*TASK STATEMENT*. Output every record below exactly as it appears.

(Records from a data collection)

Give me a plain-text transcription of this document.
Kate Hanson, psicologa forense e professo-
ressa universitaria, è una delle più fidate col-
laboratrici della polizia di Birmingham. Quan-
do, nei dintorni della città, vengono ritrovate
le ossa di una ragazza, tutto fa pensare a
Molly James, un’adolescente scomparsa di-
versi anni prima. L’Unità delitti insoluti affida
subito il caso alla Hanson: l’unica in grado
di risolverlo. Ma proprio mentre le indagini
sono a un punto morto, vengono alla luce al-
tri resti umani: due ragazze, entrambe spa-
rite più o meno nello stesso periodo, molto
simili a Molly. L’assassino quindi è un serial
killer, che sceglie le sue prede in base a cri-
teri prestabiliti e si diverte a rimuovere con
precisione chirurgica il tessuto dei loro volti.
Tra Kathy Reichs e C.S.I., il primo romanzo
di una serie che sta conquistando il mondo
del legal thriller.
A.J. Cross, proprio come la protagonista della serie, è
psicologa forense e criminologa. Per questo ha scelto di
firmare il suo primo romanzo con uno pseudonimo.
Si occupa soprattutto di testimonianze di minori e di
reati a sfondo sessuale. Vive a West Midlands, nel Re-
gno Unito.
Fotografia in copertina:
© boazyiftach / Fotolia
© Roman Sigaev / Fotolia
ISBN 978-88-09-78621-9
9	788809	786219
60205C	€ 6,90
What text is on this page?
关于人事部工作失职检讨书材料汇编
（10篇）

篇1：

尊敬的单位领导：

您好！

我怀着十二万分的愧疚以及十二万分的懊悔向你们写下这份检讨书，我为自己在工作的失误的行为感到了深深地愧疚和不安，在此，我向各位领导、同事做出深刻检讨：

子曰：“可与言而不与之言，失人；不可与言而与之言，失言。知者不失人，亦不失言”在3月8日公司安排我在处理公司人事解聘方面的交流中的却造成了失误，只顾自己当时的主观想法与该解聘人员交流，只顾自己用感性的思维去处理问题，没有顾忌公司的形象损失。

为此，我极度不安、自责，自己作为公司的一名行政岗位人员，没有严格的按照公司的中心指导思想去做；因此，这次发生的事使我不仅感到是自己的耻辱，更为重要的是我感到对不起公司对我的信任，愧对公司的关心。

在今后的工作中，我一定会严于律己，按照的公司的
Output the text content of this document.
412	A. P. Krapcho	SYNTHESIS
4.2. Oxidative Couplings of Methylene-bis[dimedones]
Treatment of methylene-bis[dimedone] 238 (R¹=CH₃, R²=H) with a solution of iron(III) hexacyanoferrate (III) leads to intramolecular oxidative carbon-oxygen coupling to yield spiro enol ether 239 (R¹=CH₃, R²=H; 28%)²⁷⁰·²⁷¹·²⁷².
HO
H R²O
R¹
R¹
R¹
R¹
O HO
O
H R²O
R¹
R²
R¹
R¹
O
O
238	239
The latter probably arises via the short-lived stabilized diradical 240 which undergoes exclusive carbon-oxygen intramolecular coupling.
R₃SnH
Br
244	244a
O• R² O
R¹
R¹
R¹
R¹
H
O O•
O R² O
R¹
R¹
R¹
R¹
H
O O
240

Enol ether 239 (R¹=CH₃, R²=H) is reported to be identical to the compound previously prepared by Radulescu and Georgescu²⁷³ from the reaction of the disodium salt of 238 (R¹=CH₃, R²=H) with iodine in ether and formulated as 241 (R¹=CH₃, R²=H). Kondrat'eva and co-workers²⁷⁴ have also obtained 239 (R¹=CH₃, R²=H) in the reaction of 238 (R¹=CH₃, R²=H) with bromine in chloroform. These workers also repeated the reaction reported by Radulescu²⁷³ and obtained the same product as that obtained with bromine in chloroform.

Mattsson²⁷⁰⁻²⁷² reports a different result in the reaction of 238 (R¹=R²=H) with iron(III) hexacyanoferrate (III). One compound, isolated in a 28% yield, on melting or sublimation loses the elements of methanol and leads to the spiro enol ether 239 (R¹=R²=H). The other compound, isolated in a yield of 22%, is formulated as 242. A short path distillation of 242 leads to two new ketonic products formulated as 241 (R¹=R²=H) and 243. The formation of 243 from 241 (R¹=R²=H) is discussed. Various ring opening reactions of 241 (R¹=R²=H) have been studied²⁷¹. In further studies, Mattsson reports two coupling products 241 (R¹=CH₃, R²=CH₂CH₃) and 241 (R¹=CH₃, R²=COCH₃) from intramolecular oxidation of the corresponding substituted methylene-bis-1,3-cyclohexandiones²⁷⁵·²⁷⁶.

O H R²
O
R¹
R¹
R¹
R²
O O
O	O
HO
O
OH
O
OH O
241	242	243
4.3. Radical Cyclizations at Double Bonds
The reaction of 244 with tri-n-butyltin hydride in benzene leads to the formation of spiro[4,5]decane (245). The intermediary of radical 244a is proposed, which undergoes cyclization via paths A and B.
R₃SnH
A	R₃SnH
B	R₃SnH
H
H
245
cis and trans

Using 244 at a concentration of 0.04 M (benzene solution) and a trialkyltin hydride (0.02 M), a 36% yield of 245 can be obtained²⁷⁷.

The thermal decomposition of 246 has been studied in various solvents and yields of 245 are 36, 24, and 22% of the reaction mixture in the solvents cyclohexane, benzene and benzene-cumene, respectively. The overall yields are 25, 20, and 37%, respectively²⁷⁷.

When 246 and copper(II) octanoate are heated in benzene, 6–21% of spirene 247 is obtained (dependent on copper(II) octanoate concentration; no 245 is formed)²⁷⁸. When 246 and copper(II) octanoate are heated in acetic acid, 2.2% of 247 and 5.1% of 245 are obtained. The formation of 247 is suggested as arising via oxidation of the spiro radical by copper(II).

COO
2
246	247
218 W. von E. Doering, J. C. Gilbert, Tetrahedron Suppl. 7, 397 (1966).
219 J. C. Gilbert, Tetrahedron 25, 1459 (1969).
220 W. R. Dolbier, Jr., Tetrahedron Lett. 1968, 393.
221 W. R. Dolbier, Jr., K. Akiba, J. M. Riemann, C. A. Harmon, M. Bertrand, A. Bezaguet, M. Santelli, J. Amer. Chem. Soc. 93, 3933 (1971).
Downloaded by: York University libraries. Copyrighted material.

*TASK SOLUTION*.
Give me a plain-text transcription of this document.
Kate Hanson, psicologa forense e professo-
ressa universitaria, è una delle più fidate col-
laboratrici della polizia di Birmingham. Quan-
do, nei dintorni della città, vengono ritrovate
le ossa di una ragazza, tutto fa pensare a
Molly James, un’adolescente scomparsa di-
versi anni prima. L’Unità delitti insoluti affida
subito il caso alla Hanson: l’unica in grado
di risolverlo. Ma proprio mentre le indagini
sono a un punto morto, vengono alla luce al-
tri resti umani: due ragazze, entrambe spa-
rite più o meno nello stesso periodo, molto
simili a Molly. L’assassino quindi è un serial
killer, che sceglie le sue prede in base a cri-
teri prestabiliti e si diverte a rimuovere con
precisione chirurgica il tessuto dei loro volti.
Tra Kathy Reichs e C.S.I., il primo romanzo
di una serie che sta conquistando il mondo
del legal thriller.
A.J. Cross, proprio come la protagonista della serie, è
psicologa forense e criminologa. Per questo ha scelto di
firmare il suo primo romanzo con uno pseudonimo.
Si occupa soprattutto di testimonianze di minori e di
reati a sfondo sessuale. Vive a West Midlands, nel Re-
gno Unito.
Fotografia in copertina:
© boazyiftach / Fotolia
© Roman Sigaev / Fotolia
ISBN 978-88-09-78621-9
9	788809	786219
60205C	€ 6,90
What text is on this page?
关于人事部工作失职检讨书材料汇编
（10篇）

篇1：

尊敬的单位领导：

您好！

我怀着十二万分的愧疚以及十二万分的懊悔向你们写下这份检讨书，我为自己在工作的失误的行为感到了深深地愧疚和不安，在此，我向各位领导、同事做出深刻检讨：

子曰：“可与言而不与之言，失人；不可与言而与之言，失言。知者不失人，亦不失言”在3月8日公司安排我在处理公司人事解聘方面的交流中的却造成了失误，只顾自己当时的主观想法与该解聘人员交流，只顾自己用感性的思维去处理问题，没有顾忌公司的形象损失。

为此，我极度不安、自责，自己作为公司的一名行政岗位人员，没有严格的按照公司的中心指导思想去做；因此，这次发生的事使我不仅感到是自己的耻辱，更为重要的是我感到对不起公司对我的信任，愧对公司的关心。

在今后的工作中，我一定会严于律己，按照的公司的
Output the text content of this document.
412	A. P. Krapcho	SYNTHESIS
4.2. Oxidative Couplings of Methylene-bis[dimedones]
Treatment of methylene-bis[dimedone] 238 (R¹=CH₃, R²=H) with a solution of iron(III) hexacyanoferrate (III) leads to intramolecular oxidative carbon-oxygen coupling to yield spiro enol ether 239 (R¹=CH₃, R²=H; 28%)²⁷⁰·²⁷¹·²⁷².
HO
H R²O
R¹
R¹
R¹
R¹
O HO
O
H R²O
R¹
R²
R¹
R¹
O
O
238	239
The latter probably arises via the short-lived stabilized diradical 240 which undergoes exclusive carbon-oxygen intramolecular coupling.
R₃SnH
Br
244	244a
O• R² O
R¹
R¹
R¹
R¹
H
O O•
O R² O
R¹
R¹
R¹
R¹
H
O O
240

Enol ether 239 (R¹=CH₃, R²=H) is reported to be identical to the compound previously prepared by Radulescu and Georgescu²⁷³ from the reaction of the disodium salt of 238 (R¹=CH₃, R²=H) with iodine in ether and formulated as 241 (R¹=CH₃, R²=H). Kondrat'eva and co-workers²⁷⁴ have also obtained 239 (R¹=CH₃, R²=H) in the reaction of 238 (R¹=CH₃, R²=H) with bromine in chloroform. These workers also repeated the reaction reported by Radulescu²⁷³ and obtained the same product as that obtained with bromine in chloroform.

Mattsson²⁷⁰⁻²⁷² reports a different result in the reaction of 238 (R¹=R²=H) with iron(III) hexacyanoferrate (III). One compound, isolated in a 28% yield, on melting or sublimation loses the elements of methanol and leads to the spiro enol ether 239 (R¹=R²=H). The other compound, isolated in a yield of 22%, is formulated as 242. A short path distillation of 242 leads to two new ketonic products formulated as 241 (R¹=R²=H) and 243. The formation of 243 from 241 (R¹=R²=H) is discussed. Various ring opening reactions of 241 (R¹=R²=H) have been studied²⁷¹. In further studies, Mattsson reports two coupling products 241 (R¹=CH₃, R²=CH₂CH₃) and 241 (R¹=CH₃, R²=COCH₃) from intramolecular oxidation of the corresponding substituted methylene-bis-1,3-cyclohexandiones²⁷⁵·²⁷⁶.

O H R²
O
R¹
R¹
R¹
R²
O O
O	O
HO
O
OH
O
OH O
241	242	243
4.3. Radical Cyclizations at Double Bonds
The reaction of 244 with tri-n-butyltin hydride in benzene leads to the formation of spiro[4,5]decane (245). The intermediary of radical 244a is proposed, which undergoes cyclization via paths A and B.
R₃SnH
A	R₃SnH
B	R₃SnH
H
H
245
cis and trans

Using 244 at a concentration of 0.04 M (benzene solution) and a trialkyltin hydride (0.02 M), a 36% yield of 245 can be obtained²⁷⁷.

The thermal decomposition of 246 has been studied in various solvents and yields of 245 are 36, 24, and 22% of the reaction mixture in the solvents cyclohexane, benzene and benzene-cumene, respectively. The overall yields are 25, 20, and 37%, respectively²⁷⁷.

When 246 and copper(II) octanoate are heated in benzene, 6–21% of spirene 247 is obtained (dependent on copper(II) octanoate concentration; no 245 is formed)²⁷⁸. When 246 and copper(II) octanoate are heated in acetic acid, 2.2% of 247 and 5.1% of 245 are obtained. The formation of 247 is suggested as arising via oxidation of the spiro radical by copper(II).

COO
2
246	247
218 W. von E. Doering, J. C. Gilbert, Tetrahedron Suppl. 7, 397 (1966).
219 J. C. Gilbert, Tetrahedron 25, 1459 (1969).
220 W. R. Dolbier, Jr., Tetrahedron Lett. 1968, 393.
221 W. R. Dolbier, Jr., K. Akiba, J. M. Riemann, C. A. Harmon, M. Bertrand, A. Bezaguet, M. Santelli, J. Amer. Chem. Soc. 93, 3933 (1971).
Downloaded by: York University libraries. Copyrighted material.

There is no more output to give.